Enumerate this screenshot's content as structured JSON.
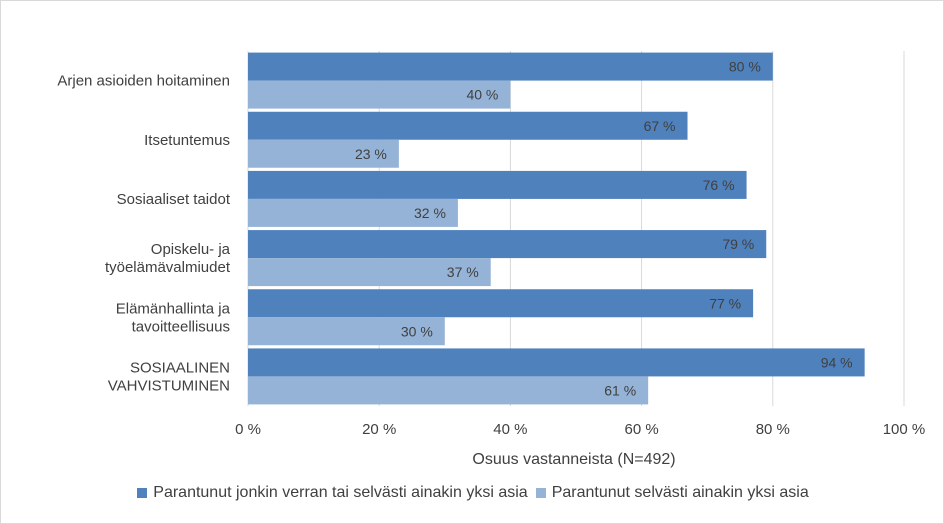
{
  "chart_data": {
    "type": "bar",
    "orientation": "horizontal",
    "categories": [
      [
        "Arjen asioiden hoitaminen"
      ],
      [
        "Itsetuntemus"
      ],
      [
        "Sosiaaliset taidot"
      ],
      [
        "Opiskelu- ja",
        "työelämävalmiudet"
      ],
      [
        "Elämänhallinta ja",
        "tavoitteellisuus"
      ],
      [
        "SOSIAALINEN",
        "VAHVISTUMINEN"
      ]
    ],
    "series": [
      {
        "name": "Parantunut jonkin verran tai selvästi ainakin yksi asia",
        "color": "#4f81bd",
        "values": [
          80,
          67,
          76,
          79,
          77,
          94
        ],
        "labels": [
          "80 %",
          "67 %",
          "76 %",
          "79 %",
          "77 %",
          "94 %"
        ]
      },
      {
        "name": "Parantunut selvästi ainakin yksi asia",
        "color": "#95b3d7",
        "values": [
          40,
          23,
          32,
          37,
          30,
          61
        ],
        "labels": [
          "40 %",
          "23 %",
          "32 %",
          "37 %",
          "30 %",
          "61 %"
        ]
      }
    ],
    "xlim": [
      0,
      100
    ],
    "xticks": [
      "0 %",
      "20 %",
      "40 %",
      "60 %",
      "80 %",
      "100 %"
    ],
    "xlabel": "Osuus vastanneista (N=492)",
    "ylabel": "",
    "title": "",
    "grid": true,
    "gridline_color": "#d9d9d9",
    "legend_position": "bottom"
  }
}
########################################
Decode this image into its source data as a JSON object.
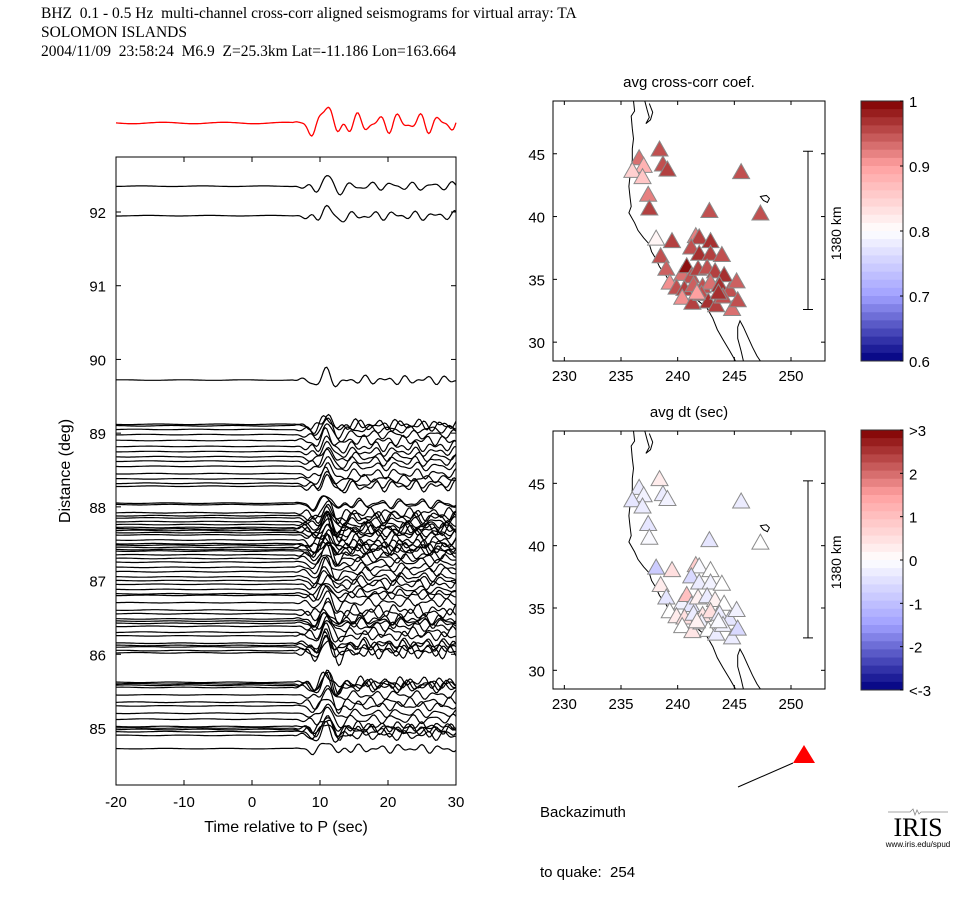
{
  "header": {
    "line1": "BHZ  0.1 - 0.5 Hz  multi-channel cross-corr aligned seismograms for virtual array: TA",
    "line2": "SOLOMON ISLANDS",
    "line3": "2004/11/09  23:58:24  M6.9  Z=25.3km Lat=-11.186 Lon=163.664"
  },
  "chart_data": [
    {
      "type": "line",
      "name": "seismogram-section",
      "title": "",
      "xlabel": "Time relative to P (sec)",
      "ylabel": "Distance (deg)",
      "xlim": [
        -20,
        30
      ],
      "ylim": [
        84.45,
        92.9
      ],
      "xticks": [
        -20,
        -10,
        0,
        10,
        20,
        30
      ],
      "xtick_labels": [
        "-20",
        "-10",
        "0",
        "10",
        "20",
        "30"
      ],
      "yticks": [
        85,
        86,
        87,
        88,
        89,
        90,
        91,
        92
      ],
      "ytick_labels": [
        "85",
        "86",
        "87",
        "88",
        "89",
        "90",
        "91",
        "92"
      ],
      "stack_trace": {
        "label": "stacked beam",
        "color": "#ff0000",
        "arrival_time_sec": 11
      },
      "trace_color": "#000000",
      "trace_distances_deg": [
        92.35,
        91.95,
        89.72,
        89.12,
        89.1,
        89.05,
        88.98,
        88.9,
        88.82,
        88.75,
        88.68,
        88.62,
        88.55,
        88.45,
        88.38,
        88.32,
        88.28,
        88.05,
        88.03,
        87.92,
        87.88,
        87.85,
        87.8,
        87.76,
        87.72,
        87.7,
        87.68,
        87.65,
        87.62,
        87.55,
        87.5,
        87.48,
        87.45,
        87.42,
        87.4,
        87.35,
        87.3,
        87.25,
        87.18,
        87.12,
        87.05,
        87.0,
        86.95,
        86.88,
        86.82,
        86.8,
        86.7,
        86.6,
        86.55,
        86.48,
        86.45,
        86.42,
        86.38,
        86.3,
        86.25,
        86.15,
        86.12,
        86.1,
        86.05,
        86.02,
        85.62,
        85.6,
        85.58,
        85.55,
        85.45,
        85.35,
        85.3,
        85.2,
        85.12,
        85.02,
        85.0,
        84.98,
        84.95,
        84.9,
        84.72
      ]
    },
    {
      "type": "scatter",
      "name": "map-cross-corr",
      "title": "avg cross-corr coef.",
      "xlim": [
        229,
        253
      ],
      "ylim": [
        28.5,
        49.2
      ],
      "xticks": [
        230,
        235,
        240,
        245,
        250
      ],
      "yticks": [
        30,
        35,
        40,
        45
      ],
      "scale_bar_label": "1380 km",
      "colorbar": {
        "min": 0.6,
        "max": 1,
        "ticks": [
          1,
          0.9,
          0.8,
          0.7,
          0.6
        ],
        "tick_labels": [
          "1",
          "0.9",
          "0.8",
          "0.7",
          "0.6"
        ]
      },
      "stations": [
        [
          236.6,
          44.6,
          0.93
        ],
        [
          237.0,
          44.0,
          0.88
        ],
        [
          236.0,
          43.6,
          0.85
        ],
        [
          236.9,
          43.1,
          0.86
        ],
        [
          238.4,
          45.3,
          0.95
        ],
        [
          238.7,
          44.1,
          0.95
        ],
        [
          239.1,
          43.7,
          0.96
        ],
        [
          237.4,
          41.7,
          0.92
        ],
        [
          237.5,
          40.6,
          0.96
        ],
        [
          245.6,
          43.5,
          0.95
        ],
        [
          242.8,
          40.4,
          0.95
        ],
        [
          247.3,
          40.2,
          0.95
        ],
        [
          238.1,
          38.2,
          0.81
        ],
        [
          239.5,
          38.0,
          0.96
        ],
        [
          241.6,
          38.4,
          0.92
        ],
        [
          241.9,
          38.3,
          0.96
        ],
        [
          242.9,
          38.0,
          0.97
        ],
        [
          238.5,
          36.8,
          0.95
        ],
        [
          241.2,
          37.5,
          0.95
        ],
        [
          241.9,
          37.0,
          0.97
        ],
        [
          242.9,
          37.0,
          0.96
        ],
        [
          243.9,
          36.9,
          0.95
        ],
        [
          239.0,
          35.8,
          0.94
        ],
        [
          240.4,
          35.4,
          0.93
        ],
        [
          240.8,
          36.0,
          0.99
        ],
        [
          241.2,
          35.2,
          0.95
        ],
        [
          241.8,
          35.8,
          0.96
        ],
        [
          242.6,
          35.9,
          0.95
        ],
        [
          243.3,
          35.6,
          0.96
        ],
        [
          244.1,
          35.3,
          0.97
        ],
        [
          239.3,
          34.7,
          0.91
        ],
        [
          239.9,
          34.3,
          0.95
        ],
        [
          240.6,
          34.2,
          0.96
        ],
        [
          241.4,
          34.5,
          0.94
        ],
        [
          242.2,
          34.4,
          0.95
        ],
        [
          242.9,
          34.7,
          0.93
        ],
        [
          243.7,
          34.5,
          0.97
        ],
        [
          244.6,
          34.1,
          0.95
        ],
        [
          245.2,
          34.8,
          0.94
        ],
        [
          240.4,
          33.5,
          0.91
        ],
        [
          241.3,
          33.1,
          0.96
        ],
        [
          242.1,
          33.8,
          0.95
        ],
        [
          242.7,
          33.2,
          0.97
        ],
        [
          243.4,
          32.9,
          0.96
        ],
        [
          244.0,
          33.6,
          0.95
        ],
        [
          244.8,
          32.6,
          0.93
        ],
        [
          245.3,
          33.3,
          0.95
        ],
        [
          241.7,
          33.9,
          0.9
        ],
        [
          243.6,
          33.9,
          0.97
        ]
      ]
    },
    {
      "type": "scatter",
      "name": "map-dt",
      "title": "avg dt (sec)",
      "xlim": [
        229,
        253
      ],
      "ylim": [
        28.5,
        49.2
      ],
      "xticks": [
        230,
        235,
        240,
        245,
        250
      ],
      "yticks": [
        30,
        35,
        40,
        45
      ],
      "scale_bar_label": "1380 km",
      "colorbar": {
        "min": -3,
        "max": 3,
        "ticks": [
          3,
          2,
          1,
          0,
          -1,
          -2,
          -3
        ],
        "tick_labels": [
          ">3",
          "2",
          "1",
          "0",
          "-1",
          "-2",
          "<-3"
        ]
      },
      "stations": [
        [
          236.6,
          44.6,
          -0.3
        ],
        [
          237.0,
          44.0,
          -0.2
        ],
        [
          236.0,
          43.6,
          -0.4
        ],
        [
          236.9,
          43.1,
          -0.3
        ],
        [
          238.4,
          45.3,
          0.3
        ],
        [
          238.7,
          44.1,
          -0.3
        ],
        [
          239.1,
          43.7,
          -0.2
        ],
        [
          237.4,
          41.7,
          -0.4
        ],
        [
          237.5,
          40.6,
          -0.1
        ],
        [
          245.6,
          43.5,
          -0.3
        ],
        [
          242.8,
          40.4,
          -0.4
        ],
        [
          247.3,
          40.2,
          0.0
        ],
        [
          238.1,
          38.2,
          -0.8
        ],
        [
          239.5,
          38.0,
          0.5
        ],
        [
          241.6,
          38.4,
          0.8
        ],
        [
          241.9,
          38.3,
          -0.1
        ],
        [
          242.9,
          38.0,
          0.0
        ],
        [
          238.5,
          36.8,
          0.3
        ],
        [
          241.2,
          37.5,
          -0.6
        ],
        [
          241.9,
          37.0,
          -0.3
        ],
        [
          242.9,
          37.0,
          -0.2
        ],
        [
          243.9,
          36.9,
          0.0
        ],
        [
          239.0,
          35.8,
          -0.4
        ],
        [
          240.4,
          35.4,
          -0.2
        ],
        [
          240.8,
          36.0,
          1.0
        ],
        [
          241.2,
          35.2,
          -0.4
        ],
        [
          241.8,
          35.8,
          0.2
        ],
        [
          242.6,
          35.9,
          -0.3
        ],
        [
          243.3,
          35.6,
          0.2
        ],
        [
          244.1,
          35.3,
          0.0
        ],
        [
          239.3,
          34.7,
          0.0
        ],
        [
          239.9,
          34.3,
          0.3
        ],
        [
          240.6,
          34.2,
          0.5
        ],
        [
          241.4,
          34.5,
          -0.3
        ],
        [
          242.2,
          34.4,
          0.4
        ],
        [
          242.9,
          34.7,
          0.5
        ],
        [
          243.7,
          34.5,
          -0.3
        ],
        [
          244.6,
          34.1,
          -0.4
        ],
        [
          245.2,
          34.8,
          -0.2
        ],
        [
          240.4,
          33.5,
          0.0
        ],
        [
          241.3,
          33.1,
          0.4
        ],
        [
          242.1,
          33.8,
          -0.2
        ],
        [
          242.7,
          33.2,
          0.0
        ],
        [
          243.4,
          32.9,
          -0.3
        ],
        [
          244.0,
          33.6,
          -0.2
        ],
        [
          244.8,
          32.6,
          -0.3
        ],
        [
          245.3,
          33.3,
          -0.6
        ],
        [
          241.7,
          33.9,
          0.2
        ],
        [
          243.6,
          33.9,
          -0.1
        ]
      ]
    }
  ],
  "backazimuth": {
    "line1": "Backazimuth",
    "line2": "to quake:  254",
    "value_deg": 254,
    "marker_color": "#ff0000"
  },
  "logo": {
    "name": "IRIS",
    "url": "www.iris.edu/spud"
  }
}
########################################
**Short exercise:** Which lines hold the word "this"? Show each one.

**Exercise result:**
Enumerate this screenshot's content as structured JSON.
Decode this image into its source data as a JSON object.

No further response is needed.